> **Assignment**: In your copy, reproduce each entry exactly and include no picture.

+===+

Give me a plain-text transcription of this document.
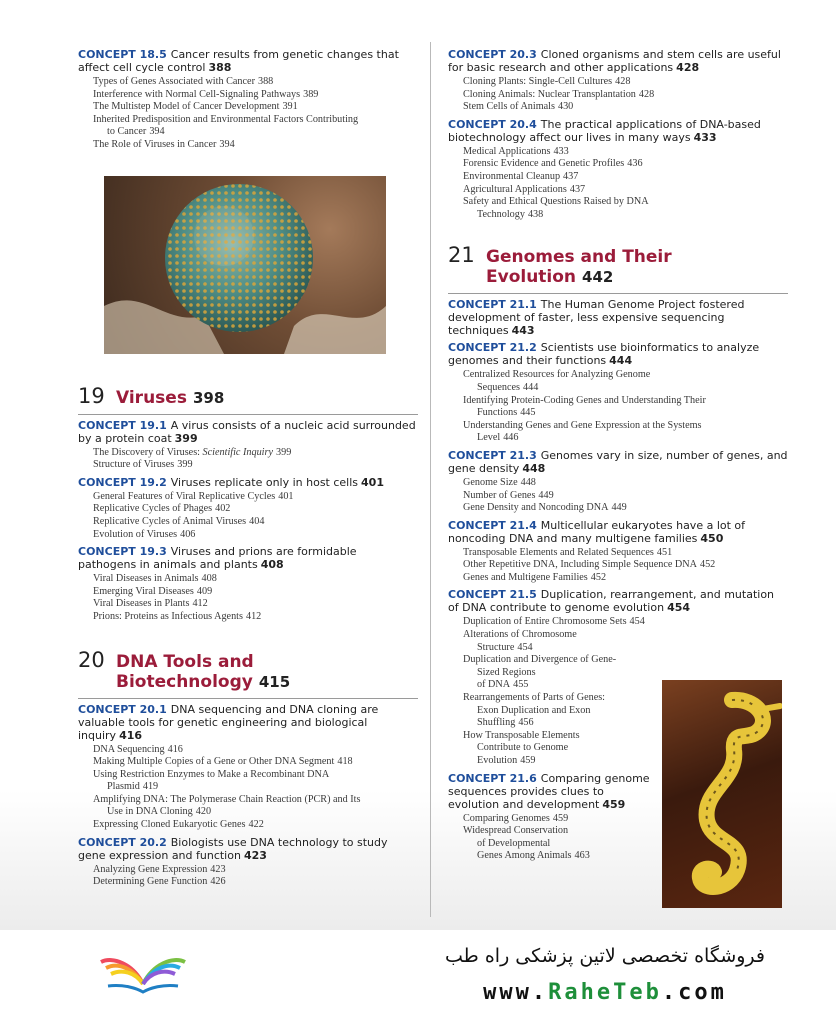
CONCEPT 18.5 Cancer results from genetic changes that affect cell cycle control 388
Types of Genes Associated with Cancer 388
Interference with Normal Cell-Signaling Pathways 389
The Multistep Model of Cancer Development 391
Inherited Predisposition and Environmental Factors Contributing
to Cancer 394
The Role of Viruses in Cancer 394
19 Viruses 398
CONCEPT 19.1 A virus consists of a nucleic acid surrounded by a protein coat 399
The Discovery of Viruses: Scientific Inquiry 399
Structure of Viruses 399
CONCEPT 19.2 Viruses replicate only in host cells 401
General Features of Viral Replicative Cycles 401
Replicative Cycles of Phages 402
Replicative Cycles of Animal Viruses 404
Evolution of Viruses 406
CONCEPT 19.3 Viruses and prions are formidable pathogens in animals and plants 408
Viral Diseases in Animals 408
Emerging Viral Diseases 409
Viral Diseases in Plants 412
Prions: Proteins as Infectious Agents 412
20 DNA Tools and
Biotechnology 415
CONCEPT 20.1 DNA sequencing and DNA cloning are valuable tools for genetic engineering and biological inquiry 416
DNA Sequencing 416
Making Multiple Copies of a Gene or Other DNA Segment 418
Using Restriction Enzymes to Make a Recombinant DNA
Plasmid 419
Amplifying DNA: The Polymerase Chain Reaction (PCR) and Its
Use in DNA Cloning 420
Expressing Cloned Eukaryotic Genes 422
CONCEPT 20.2 Biologists use DNA technology to study gene expression and function 423
Analyzing Gene Expression 423
Determining Gene Function 426
CONCEPT 20.3 Cloned organisms and stem cells are useful for basic research and other applications 428
Cloning Plants: Single-Cell Cultures 428
Cloning Animals: Nuclear Transplantation 428
Stem Cells of Animals 430
CONCEPT 20.4 The practical applications of DNA-based biotechnology affect our lives in many ways 433
Medical Applications 433
Forensic Evidence and Genetic Profiles 436
Environmental Cleanup 437
Agricultural Applications 437
Safety and Ethical Questions Raised by DNA
Technology 438
21 Genomes and Their
Evolution 442
CONCEPT 21.1 The Human Genome Project fostered development of faster, less expensive sequencing techniques 443
CONCEPT 21.2 Scientists use bioinformatics to analyze genomes and their functions 444
Centralized Resources for Analyzing Genome
Sequences 444
Identifying Protein-Coding Genes and Understanding Their
Functions 445
Understanding Genes and Gene Expression at the Systems
Level 446
CONCEPT 21.3 Genomes vary in size, number of genes, and gene density 448
Genome Size 448
Number of Genes 449
Gene Density and Noncoding DNA 449
CONCEPT 21.4 Multicellular eukaryotes have a lot of noncoding DNA and many multigene families 450
Transposable Elements and Related Sequences 451
Other Repetitive DNA, Including Simple Sequence DNA 452
Genes and Multigene Families 452
CONCEPT 21.5 Duplication, rearrangement, and mutation of DNA contribute to genome evolution 454
Duplication of Entire Chromosome Sets 454
Alterations of Chromosome
Structure 454
Duplication and Divergence of Gene-
Sized Regions
of DNA 455
Rearrangements of Parts of Genes:
Exon Duplication and Exon
Shuffling 456
How Transposable Elements
Contribute to Genome
Evolution 459
CONCEPT 21.6 Comparing genome sequences provides clues to evolution and development 459
Comparing Genomes 459
Widespread Conservation
of Developmental
Genes Among Animals 463
فروشگاه تخصصی لاتین پزشکی راه طب
www.RaheTeb.com
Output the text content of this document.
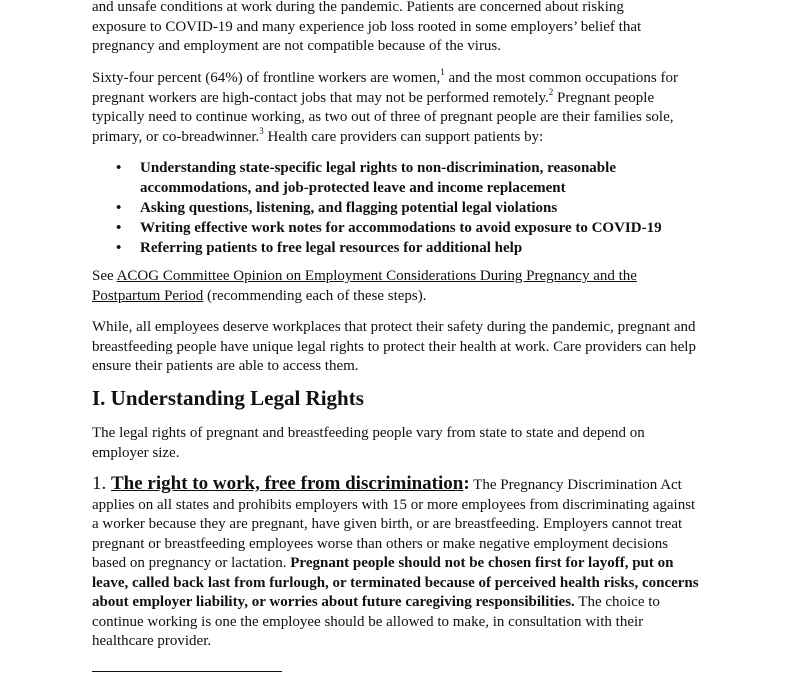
and unsafe conditions at work during the pandemic. Patients are concerned about risking
exposure to COVID-19 and many experience job loss rooted in some employers’ belief that
pregnancy and employment are not compatible because of the virus.

Sixty-four percent (64%) of frontline workers are women,$^1$ and the most common occupations for pregnant workers are high-contact jobs that may not be performed remotely.$^2$ Pregnant people typically need to continue working, as two out of three of pregnant people are their families sole, primary, or co-breadwinner.$^3$ Health care providers can support patients by:

• Understanding state-specific legal rights to non-discrimination, reasonable accommodations, and job-protected leave and income replacement
• Asking questions, listening, and flagging potential legal violations
• Writing effective work notes for accommodations to avoid exposure to COVID-19
• Referring patients to free legal resources for additional help

See ACOG Committee Opinion on Employment Considerations During Pregnancy and the Postpartum Period (recommending each of these steps).

While, all employees deserve workplaces that protect their safety during the pandemic, pregnant and breastfeeding people have unique legal rights to protect their health at work. Care providers can help ensure their patients are able to access them.

I. Understanding Legal Rights

The legal rights of pregnant and breastfeeding people vary from state to state and depend on employer size.

1. The right to work, free from discrimination: The Pregnancy Discrimination Act applies on all states and prohibits employers with 15 or more employees from discriminating against a worker because they are pregnant, have given birth, or are breastfeeding. Employers cannot treat pregnant or breastfeeding employees worse than others or make negative employment decisions based on pregnancy or lactation. Pregnant people should not be chosen first for layoff, put on leave, called back last from furlough, or terminated because of perceived health risks, concerns about employer liability, or worries about future caregiving responsibilities. The choice to continue working is one the employee should be allowed to make, in consultation with their healthcare provider.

+===+

> **Solution to the exercise**:
Give me a plain-text transcription of this document.
CONCEPT 18.5 Cancer results from genetic changes that affect cell cycle control 388
Types of Genes Associated with Cancer 388
Interference with Normal Cell-Signaling Pathways 389
The Multistep Model of Cancer Development 391
Inherited Predisposition and Environmental Factors Contributing
to Cancer 394
The Role of Viruses in Cancer 394
19 Viruses 398
CONCEPT 19.1 A virus consists of a nucleic acid surrounded by a protein coat 399
The Discovery of Viruses: Scientific Inquiry 399
Structure of Viruses 399
CONCEPT 19.2 Viruses replicate only in host cells 401
General Features of Viral Replicative Cycles 401
Replicative Cycles of Phages 402
Replicative Cycles of Animal Viruses 404
Evolution of Viruses 406
CONCEPT 19.3 Viruses and prions are formidable pathogens in animals and plants 408
Viral Diseases in Animals 408
Emerging Viral Diseases 409
Viral Diseases in Plants 412
Prions: Proteins as Infectious Agents 412
20 DNA Tools and
Biotechnology 415
CONCEPT 20.1 DNA sequencing and DNA cloning are valuable tools for genetic engineering and biological inquiry 416
DNA Sequencing 416
Making Multiple Copies of a Gene or Other DNA Segment 418
Using Restriction Enzymes to Make a Recombinant DNA
Plasmid 419
Amplifying DNA: The Polymerase Chain Reaction (PCR) and Its
Use in DNA Cloning 420
Expressing Cloned Eukaryotic Genes 422
CONCEPT 20.2 Biologists use DNA technology to study gene expression and function 423
Analyzing Gene Expression 423
Determining Gene Function 426
CONCEPT 20.3 Cloned organisms and stem cells are useful for basic research and other applications 428
Cloning Plants: Single-Cell Cultures 428
Cloning Animals: Nuclear Transplantation 428
Stem Cells of Animals 430
CONCEPT 20.4 The practical applications of DNA-based biotechnology affect our lives in many ways 433
Medical Applications 433
Forensic Evidence and Genetic Profiles 436
Environmental Cleanup 437
Agricultural Applications 437
Safety and Ethical Questions Raised by DNA
Technology 438
21 Genomes and Their
Evolution 442
CONCEPT 21.1 The Human Genome Project fostered development of faster, less expensive sequencing techniques 443
CONCEPT 21.2 Scientists use bioinformatics to analyze genomes and their functions 444
Centralized Resources for Analyzing Genome
Sequences 444
Identifying Protein-Coding Genes and Understanding Their
Functions 445
Understanding Genes and Gene Expression at the Systems
Level 446
CONCEPT 21.3 Genomes vary in size, number of genes, and gene density 448
Genome Size 448
Number of Genes 449
Gene Density and Noncoding DNA 449
CONCEPT 21.4 Multicellular eukaryotes have a lot of noncoding DNA and many multigene families 450
Transposable Elements and Related Sequences 451
Other Repetitive DNA, Including Simple Sequence DNA 452
Genes and Multigene Families 452
CONCEPT 21.5 Duplication, rearrangement, and mutation of DNA contribute to genome evolution 454
Duplication of Entire Chromosome Sets 454
Alterations of Chromosome
Structure 454
Duplication and Divergence of Gene-
Sized Regions
of DNA 455
Rearrangements of Parts of Genes:
Exon Duplication and Exon
Shuffling 456
How Transposable Elements
Contribute to Genome
Evolution 459
CONCEPT 21.6 Comparing genome sequences provides clues to evolution and development 459
Comparing Genomes 459
Widespread Conservation
of Developmental
Genes Among Animals 463
فروشگاه تخصصی لاتین پزشکی راه طب
www.RaheTeb.com
Output the text content of this document.
and unsafe conditions at work during the pandemic. Patients are concerned about risking
exposure to COVID-19 and many experience job loss rooted in some employers’ belief that
pregnancy and employment are not compatible because of the virus.

Sixty-four percent (64%) of frontline workers are women,$^1$ and the most common occupations for pregnant workers are high-contact jobs that may not be performed remotely.$^2$ Pregnant people typically need to continue working, as two out of three of pregnant people are their families sole, primary, or co-breadwinner.$^3$ Health care providers can support patients by:

• Understanding state-specific legal rights to non-discrimination, reasonable accommodations, and job-protected leave and income replacement
• Asking questions, listening, and flagging potential legal violations
• Writing effective work notes for accommodations to avoid exposure to COVID-19
• Referring patients to free legal resources for additional help

See ACOG Committee Opinion on Employment Considerations During Pregnancy and the Postpartum Period (recommending each of these steps).

While, all employees deserve workplaces that protect their safety during the pandemic, pregnant and breastfeeding people have unique legal rights to protect their health at work. Care providers can help ensure their patients are able to access them.

I. Understanding Legal Rights

The legal rights of pregnant and breastfeeding people vary from state to state and depend on employer size.

1. The right to work, free from discrimination: The Pregnancy Discrimination Act applies on all states and prohibits employers with 15 or more employees from discriminating against a worker because they are pregnant, have given birth, or are breastfeeding. Employers cannot treat pregnant or breastfeeding employees worse than others or make negative employment decisions based on pregnancy or lactation. Pregnant people should not be chosen first for layoff, put on leave, called back last from furlough, or terminated because of perceived health risks, concerns about employer liability, or worries about future caregiving responsibilities. The choice to continue working is one the employee should be allowed to make, in consultation with their healthcare provider.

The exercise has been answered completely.